=== Records from a collection of figures ===
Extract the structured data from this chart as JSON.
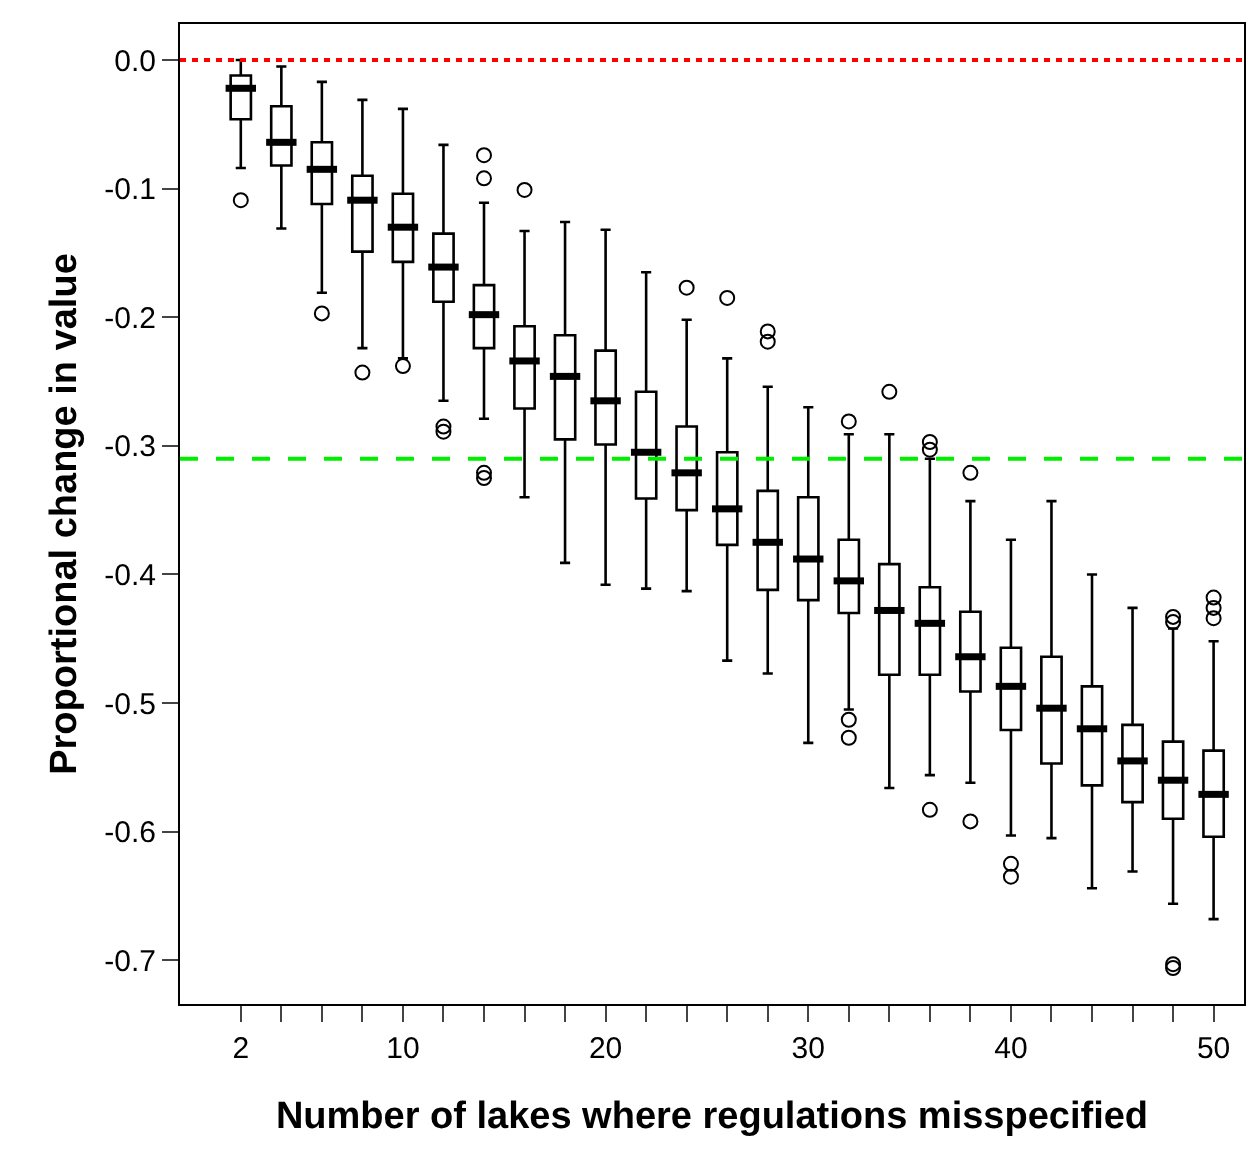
{
  "chart_data": {
    "type": "box",
    "xlabel": "Number of lakes where regulations misspecified",
    "ylabel": "Proportional change in value",
    "x": [
      2,
      4,
      6,
      8,
      10,
      12,
      14,
      16,
      18,
      20,
      22,
      24,
      26,
      28,
      30,
      32,
      34,
      36,
      38,
      40,
      42,
      44,
      46,
      48,
      50
    ],
    "color": "#000000",
    "boxes": [
      {
        "low": -0.084,
        "q1": -0.046,
        "median": -0.022,
        "q3": -0.012,
        "high": 0.0,
        "outliers": [
          -0.109
        ]
      },
      {
        "low": -0.131,
        "q1": -0.082,
        "median": -0.064,
        "q3": -0.036,
        "high": -0.005
      },
      {
        "low": -0.181,
        "q1": -0.112,
        "median": -0.085,
        "q3": -0.064,
        "high": -0.017,
        "outliers": [
          -0.197
        ]
      },
      {
        "low": -0.224,
        "q1": -0.149,
        "median": -0.109,
        "q3": -0.09,
        "high": -0.031,
        "outliers": [
          -0.243
        ]
      },
      {
        "low": -0.232,
        "q1": -0.157,
        "median": -0.13,
        "q3": -0.104,
        "high": -0.038,
        "outliers": [
          -0.238
        ]
      },
      {
        "low": -0.265,
        "q1": -0.188,
        "median": -0.161,
        "q3": -0.135,
        "high": -0.066,
        "outliers": [
          -0.285,
          -0.289
        ]
      },
      {
        "low": -0.279,
        "q1": -0.224,
        "median": -0.198,
        "q3": -0.175,
        "high": -0.111,
        "outliers": [
          -0.074,
          -0.092,
          -0.321,
          -0.325
        ]
      },
      {
        "low": -0.34,
        "q1": -0.271,
        "median": -0.234,
        "q3": -0.207,
        "high": -0.133,
        "outliers": [
          -0.101
        ]
      },
      {
        "low": -0.391,
        "q1": -0.295,
        "median": -0.246,
        "q3": -0.214,
        "high": -0.126
      },
      {
        "low": -0.408,
        "q1": -0.299,
        "median": -0.265,
        "q3": -0.226,
        "high": -0.132
      },
      {
        "low": -0.411,
        "q1": -0.341,
        "median": -0.305,
        "q3": -0.258,
        "high": -0.165
      },
      {
        "low": -0.413,
        "q1": -0.35,
        "median": -0.321,
        "q3": -0.285,
        "high": -0.202,
        "outliers": [
          -0.177
        ]
      },
      {
        "low": -0.467,
        "q1": -0.377,
        "median": -0.349,
        "q3": -0.305,
        "high": -0.232,
        "outliers": [
          -0.185
        ]
      },
      {
        "low": -0.477,
        "q1": -0.412,
        "median": -0.375,
        "q3": -0.335,
        "high": -0.254,
        "outliers": [
          -0.211,
          -0.219
        ]
      },
      {
        "low": -0.531,
        "q1": -0.42,
        "median": -0.388,
        "q3": -0.34,
        "high": -0.27
      },
      {
        "low": -0.505,
        "q1": -0.43,
        "median": -0.405,
        "q3": -0.373,
        "high": -0.291,
        "outliers": [
          -0.281,
          -0.513,
          -0.527
        ]
      },
      {
        "low": -0.566,
        "q1": -0.478,
        "median": -0.428,
        "q3": -0.392,
        "high": -0.291,
        "outliers": [
          -0.258
        ]
      },
      {
        "low": -0.556,
        "q1": -0.478,
        "median": -0.438,
        "q3": -0.41,
        "high": -0.31,
        "outliers": [
          -0.297,
          -0.303,
          -0.583
        ]
      },
      {
        "low": -0.562,
        "q1": -0.491,
        "median": -0.464,
        "q3": -0.429,
        "high": -0.343,
        "outliers": [
          -0.321,
          -0.592
        ]
      },
      {
        "low": -0.603,
        "q1": -0.521,
        "median": -0.487,
        "q3": -0.457,
        "high": -0.373,
        "outliers": [
          -0.625,
          -0.635
        ]
      },
      {
        "low": -0.605,
        "q1": -0.547,
        "median": -0.504,
        "q3": -0.464,
        "high": -0.343
      },
      {
        "low": -0.644,
        "q1": -0.564,
        "median": -0.52,
        "q3": -0.487,
        "high": -0.4
      },
      {
        "low": -0.631,
        "q1": -0.577,
        "median": -0.545,
        "q3": -0.517,
        "high": -0.426
      },
      {
        "low": -0.656,
        "q1": -0.59,
        "median": -0.56,
        "q3": -0.53,
        "high": -0.442,
        "outliers": [
          -0.433,
          -0.437,
          -0.703,
          -0.706
        ]
      },
      {
        "low": -0.668,
        "q1": -0.604,
        "median": -0.571,
        "q3": -0.537,
        "high": -0.452,
        "outliers": [
          -0.418,
          -0.426,
          -0.434
        ]
      }
    ],
    "xlim": [
      -1,
      51.5
    ],
    "xticks": [
      2,
      {
        "value": 4,
        "label": null
      },
      {
        "value": 6,
        "label": null
      },
      {
        "value": 8,
        "label": null
      },
      10,
      {
        "value": 12,
        "label": null
      },
      {
        "value": 14,
        "label": null
      },
      {
        "value": 16,
        "label": null
      },
      {
        "value": 18,
        "label": null
      },
      20,
      {
        "value": 22,
        "label": null
      },
      {
        "value": 24,
        "label": null
      },
      {
        "value": 26,
        "label": null
      },
      {
        "value": 28,
        "label": null
      },
      30,
      {
        "value": 32,
        "label": null
      },
      {
        "value": 34,
        "label": null
      },
      {
        "value": 36,
        "label": null
      },
      {
        "value": 38,
        "label": null
      },
      40,
      {
        "value": 42,
        "label": null
      },
      {
        "value": 44,
        "label": null
      },
      {
        "value": 46,
        "label": null
      },
      {
        "value": 48,
        "label": null
      },
      50
    ],
    "ylim": [
      -0.734,
      0.028
    ],
    "yticks": [
      {
        "value": 0,
        "label": "0.0"
      },
      -0.1,
      -0.2,
      -0.3,
      -0.4,
      -0.5,
      -0.6,
      -0.7
    ],
    "ref_lines": [
      {
        "axis": "y",
        "value": 0,
        "color": "#ff0000",
        "line_style": "dotted"
      },
      {
        "axis": "y",
        "value": -0.31,
        "color": "#00ee00",
        "line_style": "dashed"
      }
    ]
  }
}
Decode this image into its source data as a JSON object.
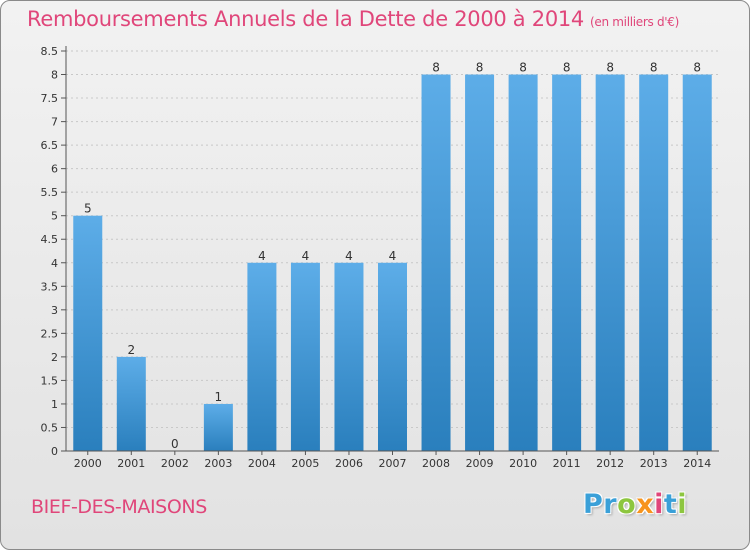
{
  "title": "Remboursements Annuels de la Dette de 2000 à 2014",
  "title_unit": "(en milliers d'€)",
  "town": "BIEF-DES-MAISONS",
  "logo_letters": [
    {
      "ch": "P",
      "color": "#3aa0d8"
    },
    {
      "ch": "r",
      "color": "#3aa0d8"
    },
    {
      "ch": "o",
      "color": "#8dc63f"
    },
    {
      "ch": "x",
      "color": "#f7941d"
    },
    {
      "ch": "i",
      "color": "#e0467a"
    },
    {
      "ch": "t",
      "color": "#3aa0d8"
    },
    {
      "ch": "i",
      "color": "#8dc63f"
    }
  ],
  "colors": {
    "bar_light": "#5dade8",
    "bar_dark": "#2a7fbd",
    "grid": "#c8c8c8",
    "title": "#e0467a"
  },
  "chart_data": {
    "type": "bar",
    "title": "Remboursements Annuels de la Dette de 2000 à 2014",
    "categories": [
      "2000",
      "2001",
      "2002",
      "2003",
      "2004",
      "2005",
      "2006",
      "2007",
      "2008",
      "2009",
      "2010",
      "2011",
      "2012",
      "2013",
      "2014"
    ],
    "values": [
      5,
      2,
      0,
      1,
      4,
      4,
      4,
      4,
      8,
      8,
      8,
      8,
      8,
      8,
      8
    ],
    "ylim": [
      0,
      8.5
    ],
    "yticks": [
      "0",
      "0.5",
      "1",
      "1.5",
      "2",
      "2.5",
      "3",
      "3.5",
      "4",
      "4.5",
      "5",
      "5.5",
      "6",
      "6.5",
      "7",
      "7.5",
      "8",
      "8.5"
    ],
    "ytick_values": [
      0,
      0.5,
      1,
      1.5,
      2,
      2.5,
      3,
      3.5,
      4,
      4.5,
      5,
      5.5,
      6,
      6.5,
      7,
      7.5,
      8,
      8.5
    ],
    "grid": true,
    "xlabel": "",
    "ylabel": ""
  }
}
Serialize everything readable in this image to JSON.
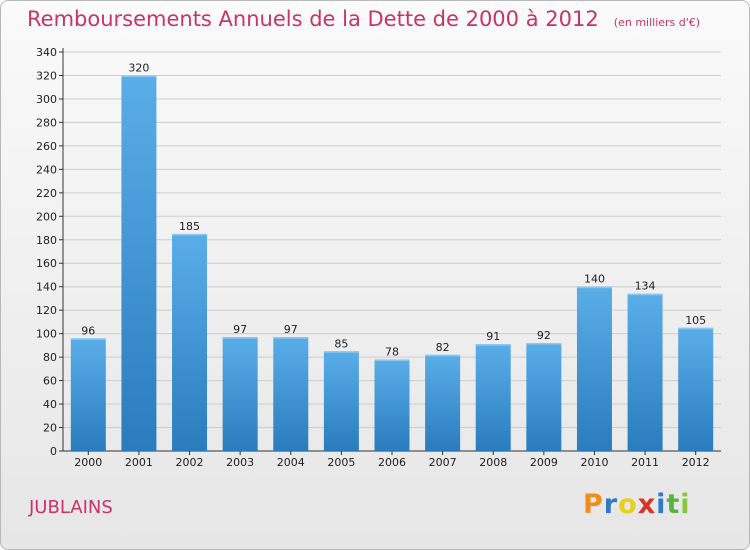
{
  "chart_data": {
    "type": "bar",
    "title": "Remboursements Annuels de la Dette de 2000 à 2012",
    "subtitle": "(en milliers d'€)",
    "xlabel": "",
    "ylabel": "",
    "categories": [
      "2000",
      "2001",
      "2002",
      "2003",
      "2004",
      "2005",
      "2006",
      "2007",
      "2008",
      "2009",
      "2010",
      "2011",
      "2012"
    ],
    "values": [
      96,
      320,
      185,
      97,
      97,
      85,
      78,
      82,
      91,
      92,
      140,
      134,
      105
    ],
    "ylim": [
      0,
      340
    ],
    "yticks": [
      0,
      20,
      40,
      60,
      80,
      100,
      120,
      140,
      160,
      180,
      200,
      220,
      240,
      260,
      280,
      300,
      320,
      340
    ],
    "grid": true,
    "legend": "none",
    "bar_color": "#3d93d6",
    "bar_color_light": "#5aaee8",
    "bar_color_dark": "#2a7cbd",
    "grid_color": "#cccccc"
  },
  "footer": {
    "commune": "JUBLAINS",
    "logo_letters": [
      {
        "ch": "P",
        "color": "#f28c1c"
      },
      {
        "ch": "r",
        "color": "#2f79c8"
      },
      {
        "ch": "o",
        "color": "#e8cf1a"
      },
      {
        "ch": "x",
        "color": "#d8332a"
      },
      {
        "ch": "i",
        "color": "#2f79c8"
      },
      {
        "ch": "t",
        "color": "#58b43a"
      },
      {
        "ch": "i",
        "color": "#8bc53f"
      }
    ]
  },
  "colors": {
    "title": "#c8336a",
    "axis_text": "#222222"
  }
}
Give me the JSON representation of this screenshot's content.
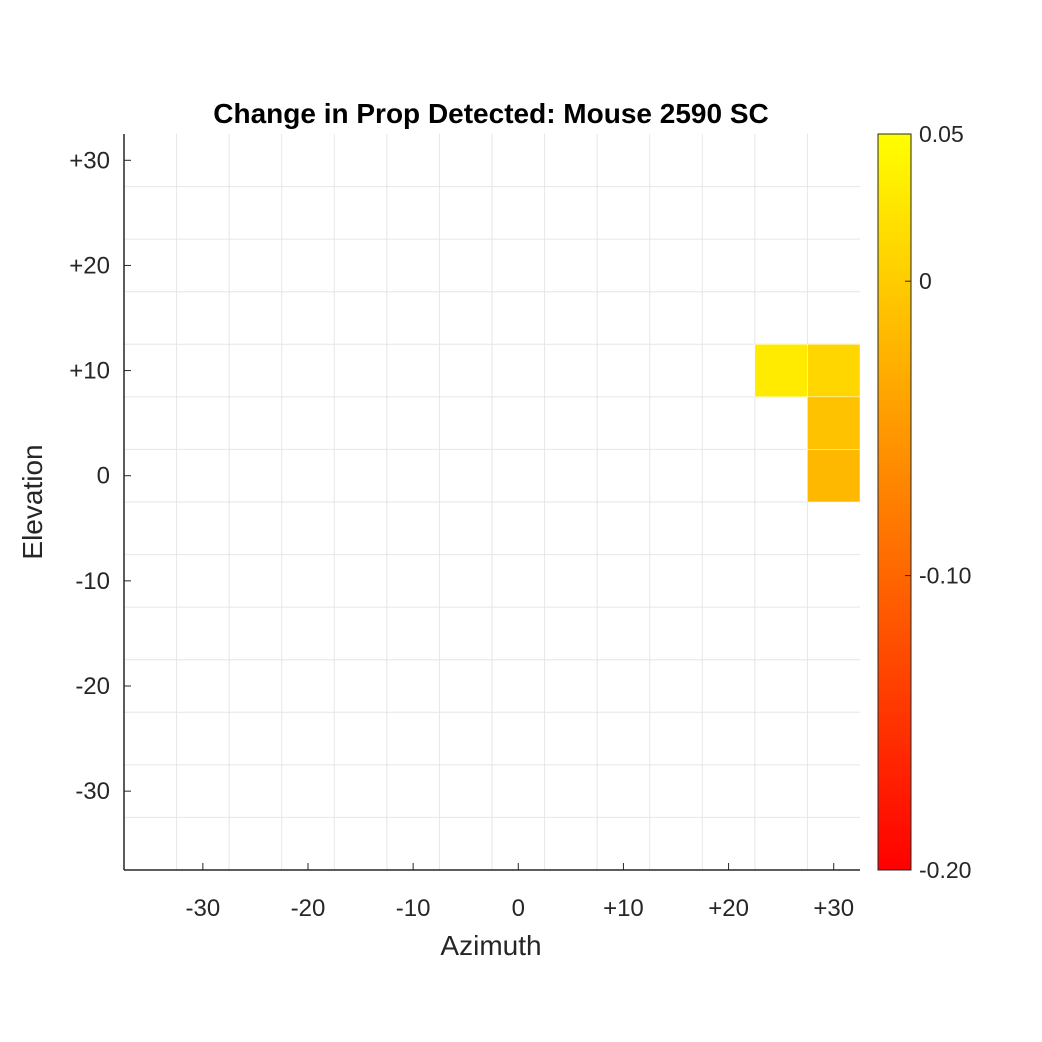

=== WHAT TO DO ===
Identify the lines in the entries above that contain "milliers", then copy them out.

=== WORKED ANSWER ===
  "title_unit": "(en milliers d'€)",
    "subtitle": "(en milliers d'€)",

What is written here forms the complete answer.